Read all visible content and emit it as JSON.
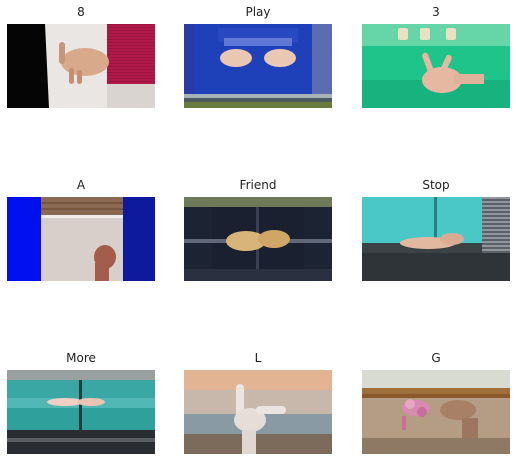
{
  "grid": {
    "panels": [
      {
        "title": "8"
      },
      {
        "title": "Play"
      },
      {
        "title": "3"
      },
      {
        "title": "A"
      },
      {
        "title": "Friend"
      },
      {
        "title": "Stop"
      },
      {
        "title": "More"
      },
      {
        "title": "L"
      },
      {
        "title": "G"
      }
    ]
  }
}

**Set problem**
Take each line of the material that contains the word "title" and list it.

**Solution for this exercise**
        "title": "8"
        "title": "Play"
        "title": "3"
        "title": "A"
        "title": "Friend"
        "title": "Stop"
        "title": "More"
        "title": "L"
        "title": "G"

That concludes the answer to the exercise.